● **Aim of the task**:
The records below are to be repeated in full, exactly as they are.

------------------------------------------------

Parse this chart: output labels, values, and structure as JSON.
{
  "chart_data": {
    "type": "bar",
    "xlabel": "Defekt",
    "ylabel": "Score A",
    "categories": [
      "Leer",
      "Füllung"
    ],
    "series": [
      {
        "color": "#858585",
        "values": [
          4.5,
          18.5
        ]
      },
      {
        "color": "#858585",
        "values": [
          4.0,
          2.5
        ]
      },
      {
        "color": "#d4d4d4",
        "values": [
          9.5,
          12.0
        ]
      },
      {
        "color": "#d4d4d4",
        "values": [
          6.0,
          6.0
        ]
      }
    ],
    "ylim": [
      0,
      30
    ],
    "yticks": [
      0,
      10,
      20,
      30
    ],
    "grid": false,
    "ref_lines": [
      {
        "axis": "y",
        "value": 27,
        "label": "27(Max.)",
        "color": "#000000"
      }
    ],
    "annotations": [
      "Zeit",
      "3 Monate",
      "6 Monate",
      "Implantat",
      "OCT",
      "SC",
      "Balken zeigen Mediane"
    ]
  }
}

------------------------------------------------

● **Result of the exercise**:
Parse this chart: output labels, values, and structure as JSON.
{
  "chart_data": {
    "type": "bar",
    "xlabel": "Defekt",
    "ylabel": "Score A",
    "categories": [
      "Leer",
      "Füllung"
    ],
    "series": [
      {
        "color": "#858585",
        "values": [
          4.5,
          18.5
        ]
      },
      {
        "color": "#858585",
        "values": [
          4.0,
          2.5
        ]
      },
      {
        "color": "#d4d4d4",
        "values": [
          9.5,
          12.0
        ]
      },
      {
        "color": "#d4d4d4",
        "values": [
          6.0,
          6.0
        ]
      }
    ],
    "ylim": [
      0,
      30
    ],
    "yticks": [
      0,
      10,
      20,
      30
    ],
    "grid": false,
    "ref_lines": [
      {
        "axis": "y",
        "value": 27,
        "label": "27(Max.)",
        "color": "#000000"
      }
    ],
    "annotations": [
      "Zeit",
      "3 Monate",
      "6 Monate",
      "Implantat",
      "OCT",
      "SC",
      "Balken zeigen Mediane"
    ]
  }
}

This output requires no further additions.